* **Items**:
------------------------

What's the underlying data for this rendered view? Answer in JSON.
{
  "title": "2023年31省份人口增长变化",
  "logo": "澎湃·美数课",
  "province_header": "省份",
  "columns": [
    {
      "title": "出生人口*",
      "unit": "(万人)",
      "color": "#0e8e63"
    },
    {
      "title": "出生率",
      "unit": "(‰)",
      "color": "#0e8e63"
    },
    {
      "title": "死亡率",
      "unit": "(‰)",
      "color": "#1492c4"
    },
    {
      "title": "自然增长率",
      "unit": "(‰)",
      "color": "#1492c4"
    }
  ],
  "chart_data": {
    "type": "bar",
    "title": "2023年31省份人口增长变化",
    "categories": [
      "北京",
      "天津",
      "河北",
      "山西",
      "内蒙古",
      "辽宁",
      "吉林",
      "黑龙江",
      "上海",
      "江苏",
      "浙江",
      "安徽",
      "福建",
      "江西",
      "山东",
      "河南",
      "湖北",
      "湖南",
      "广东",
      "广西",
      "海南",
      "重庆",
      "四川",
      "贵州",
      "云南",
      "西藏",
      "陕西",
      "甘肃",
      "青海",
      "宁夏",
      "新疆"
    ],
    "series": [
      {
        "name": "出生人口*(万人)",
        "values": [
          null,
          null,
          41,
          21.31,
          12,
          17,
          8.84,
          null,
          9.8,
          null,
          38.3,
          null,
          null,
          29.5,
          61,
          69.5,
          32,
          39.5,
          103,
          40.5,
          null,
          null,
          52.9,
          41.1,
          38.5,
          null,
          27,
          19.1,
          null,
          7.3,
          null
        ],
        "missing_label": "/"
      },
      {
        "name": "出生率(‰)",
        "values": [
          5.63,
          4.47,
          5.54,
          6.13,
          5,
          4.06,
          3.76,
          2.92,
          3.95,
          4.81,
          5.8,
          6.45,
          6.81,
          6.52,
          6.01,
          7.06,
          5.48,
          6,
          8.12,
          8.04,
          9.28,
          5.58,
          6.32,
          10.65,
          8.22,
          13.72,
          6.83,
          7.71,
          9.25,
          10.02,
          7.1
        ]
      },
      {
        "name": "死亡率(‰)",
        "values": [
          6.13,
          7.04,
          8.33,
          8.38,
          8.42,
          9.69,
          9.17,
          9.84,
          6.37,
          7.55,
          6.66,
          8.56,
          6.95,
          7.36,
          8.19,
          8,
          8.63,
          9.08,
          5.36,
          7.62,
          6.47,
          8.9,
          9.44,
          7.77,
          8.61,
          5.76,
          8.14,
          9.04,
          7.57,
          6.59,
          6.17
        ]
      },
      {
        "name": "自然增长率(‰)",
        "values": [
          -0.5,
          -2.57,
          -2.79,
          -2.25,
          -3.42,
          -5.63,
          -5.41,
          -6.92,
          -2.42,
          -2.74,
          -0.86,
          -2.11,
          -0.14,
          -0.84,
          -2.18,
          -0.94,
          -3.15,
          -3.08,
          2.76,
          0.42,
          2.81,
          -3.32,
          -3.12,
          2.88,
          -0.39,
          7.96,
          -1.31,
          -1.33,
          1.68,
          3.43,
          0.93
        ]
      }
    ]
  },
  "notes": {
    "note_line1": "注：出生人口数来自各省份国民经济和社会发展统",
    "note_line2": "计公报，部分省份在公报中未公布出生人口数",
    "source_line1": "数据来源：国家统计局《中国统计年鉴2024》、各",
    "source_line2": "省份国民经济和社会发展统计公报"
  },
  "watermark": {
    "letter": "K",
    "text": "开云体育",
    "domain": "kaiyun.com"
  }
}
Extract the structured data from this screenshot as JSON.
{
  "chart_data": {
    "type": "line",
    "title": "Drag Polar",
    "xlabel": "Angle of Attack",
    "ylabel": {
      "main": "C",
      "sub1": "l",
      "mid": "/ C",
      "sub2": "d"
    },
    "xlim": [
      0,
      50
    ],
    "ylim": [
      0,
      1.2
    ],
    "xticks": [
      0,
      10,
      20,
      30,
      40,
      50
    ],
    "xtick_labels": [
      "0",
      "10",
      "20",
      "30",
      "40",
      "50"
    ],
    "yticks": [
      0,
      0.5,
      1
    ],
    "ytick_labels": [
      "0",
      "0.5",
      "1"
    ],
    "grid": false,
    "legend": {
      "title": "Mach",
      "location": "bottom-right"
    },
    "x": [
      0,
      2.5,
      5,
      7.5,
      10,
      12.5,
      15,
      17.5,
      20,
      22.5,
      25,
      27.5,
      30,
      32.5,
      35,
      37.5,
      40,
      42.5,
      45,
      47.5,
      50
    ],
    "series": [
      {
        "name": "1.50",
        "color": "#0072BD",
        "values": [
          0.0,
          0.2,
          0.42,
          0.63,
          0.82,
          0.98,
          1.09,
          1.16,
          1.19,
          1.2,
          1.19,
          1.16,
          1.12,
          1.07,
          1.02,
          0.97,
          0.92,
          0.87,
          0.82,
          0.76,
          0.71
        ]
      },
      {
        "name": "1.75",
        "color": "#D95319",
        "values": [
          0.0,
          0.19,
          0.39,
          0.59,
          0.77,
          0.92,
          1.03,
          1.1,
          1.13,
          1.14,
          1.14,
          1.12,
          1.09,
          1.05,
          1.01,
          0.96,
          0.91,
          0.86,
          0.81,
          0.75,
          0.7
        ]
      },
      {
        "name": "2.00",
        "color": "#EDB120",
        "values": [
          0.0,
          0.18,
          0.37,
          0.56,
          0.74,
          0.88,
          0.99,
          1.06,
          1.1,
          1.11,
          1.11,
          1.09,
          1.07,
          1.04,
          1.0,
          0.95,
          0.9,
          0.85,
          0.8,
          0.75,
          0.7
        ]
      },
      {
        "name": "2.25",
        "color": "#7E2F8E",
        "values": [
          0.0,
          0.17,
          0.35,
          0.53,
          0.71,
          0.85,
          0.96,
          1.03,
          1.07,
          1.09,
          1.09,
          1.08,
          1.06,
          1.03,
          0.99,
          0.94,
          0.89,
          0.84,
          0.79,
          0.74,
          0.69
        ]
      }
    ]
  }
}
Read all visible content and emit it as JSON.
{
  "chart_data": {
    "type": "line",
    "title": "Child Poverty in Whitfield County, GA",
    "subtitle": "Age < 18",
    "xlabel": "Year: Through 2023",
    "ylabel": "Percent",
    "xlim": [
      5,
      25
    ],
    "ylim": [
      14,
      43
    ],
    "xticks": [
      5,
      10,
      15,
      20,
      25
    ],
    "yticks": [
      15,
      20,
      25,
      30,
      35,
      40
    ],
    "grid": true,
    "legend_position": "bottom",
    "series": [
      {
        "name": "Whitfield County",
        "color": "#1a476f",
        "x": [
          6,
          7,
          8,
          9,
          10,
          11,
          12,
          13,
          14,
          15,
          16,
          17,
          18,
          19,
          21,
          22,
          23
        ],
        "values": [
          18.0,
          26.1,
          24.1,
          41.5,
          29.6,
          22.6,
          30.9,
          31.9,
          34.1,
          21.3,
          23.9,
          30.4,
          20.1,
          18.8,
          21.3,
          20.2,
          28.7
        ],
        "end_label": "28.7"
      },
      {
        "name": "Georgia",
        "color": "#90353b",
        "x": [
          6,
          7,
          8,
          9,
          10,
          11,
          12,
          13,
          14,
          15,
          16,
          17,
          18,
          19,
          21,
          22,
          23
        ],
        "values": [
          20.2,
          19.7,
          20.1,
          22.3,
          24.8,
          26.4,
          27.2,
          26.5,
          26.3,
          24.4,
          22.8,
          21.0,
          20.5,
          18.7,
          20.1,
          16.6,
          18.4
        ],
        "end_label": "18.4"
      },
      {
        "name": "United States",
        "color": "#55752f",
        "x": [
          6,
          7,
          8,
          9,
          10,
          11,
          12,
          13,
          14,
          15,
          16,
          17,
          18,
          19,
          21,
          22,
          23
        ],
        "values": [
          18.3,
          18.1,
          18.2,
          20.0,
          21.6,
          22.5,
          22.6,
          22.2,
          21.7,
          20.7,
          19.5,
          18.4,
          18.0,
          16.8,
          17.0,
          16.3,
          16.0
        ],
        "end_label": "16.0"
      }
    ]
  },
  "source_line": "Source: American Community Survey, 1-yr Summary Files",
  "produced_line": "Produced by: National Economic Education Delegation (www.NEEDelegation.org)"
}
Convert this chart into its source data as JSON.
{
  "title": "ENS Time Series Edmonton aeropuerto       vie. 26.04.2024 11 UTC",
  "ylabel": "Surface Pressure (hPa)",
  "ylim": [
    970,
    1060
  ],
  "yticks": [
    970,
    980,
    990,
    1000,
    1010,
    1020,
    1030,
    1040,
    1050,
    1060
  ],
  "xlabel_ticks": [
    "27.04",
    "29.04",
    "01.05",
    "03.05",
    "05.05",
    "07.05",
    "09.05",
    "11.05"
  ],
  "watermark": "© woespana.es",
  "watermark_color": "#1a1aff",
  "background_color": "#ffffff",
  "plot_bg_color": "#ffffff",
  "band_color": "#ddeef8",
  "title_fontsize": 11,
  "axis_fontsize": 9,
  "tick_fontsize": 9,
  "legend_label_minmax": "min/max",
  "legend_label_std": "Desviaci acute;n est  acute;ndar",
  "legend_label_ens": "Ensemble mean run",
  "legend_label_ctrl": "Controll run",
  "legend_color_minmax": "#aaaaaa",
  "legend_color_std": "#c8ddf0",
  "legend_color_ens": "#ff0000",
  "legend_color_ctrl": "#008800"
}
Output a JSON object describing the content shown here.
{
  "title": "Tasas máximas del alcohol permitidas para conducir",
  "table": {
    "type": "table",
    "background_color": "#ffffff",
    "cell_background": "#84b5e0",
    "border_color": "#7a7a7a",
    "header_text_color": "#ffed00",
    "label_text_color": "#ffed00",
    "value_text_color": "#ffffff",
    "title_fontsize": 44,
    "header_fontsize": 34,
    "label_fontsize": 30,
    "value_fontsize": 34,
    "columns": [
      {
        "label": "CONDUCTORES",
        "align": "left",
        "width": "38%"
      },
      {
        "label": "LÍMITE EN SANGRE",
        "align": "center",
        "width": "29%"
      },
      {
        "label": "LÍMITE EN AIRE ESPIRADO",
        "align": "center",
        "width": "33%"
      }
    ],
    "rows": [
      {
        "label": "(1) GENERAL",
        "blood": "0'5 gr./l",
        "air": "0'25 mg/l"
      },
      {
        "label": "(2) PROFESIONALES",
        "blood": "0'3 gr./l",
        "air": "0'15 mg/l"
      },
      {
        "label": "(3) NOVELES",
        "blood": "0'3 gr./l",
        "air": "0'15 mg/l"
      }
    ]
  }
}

------------------------

* **The request**:
Check each line above for "this" and return the ones that have it.

* **Result below**:
What's the underlying data for this rendered view? Answer in JSON.
Extract the structured data from this screenshot as JSON.
Convert this chart into its source data as JSON.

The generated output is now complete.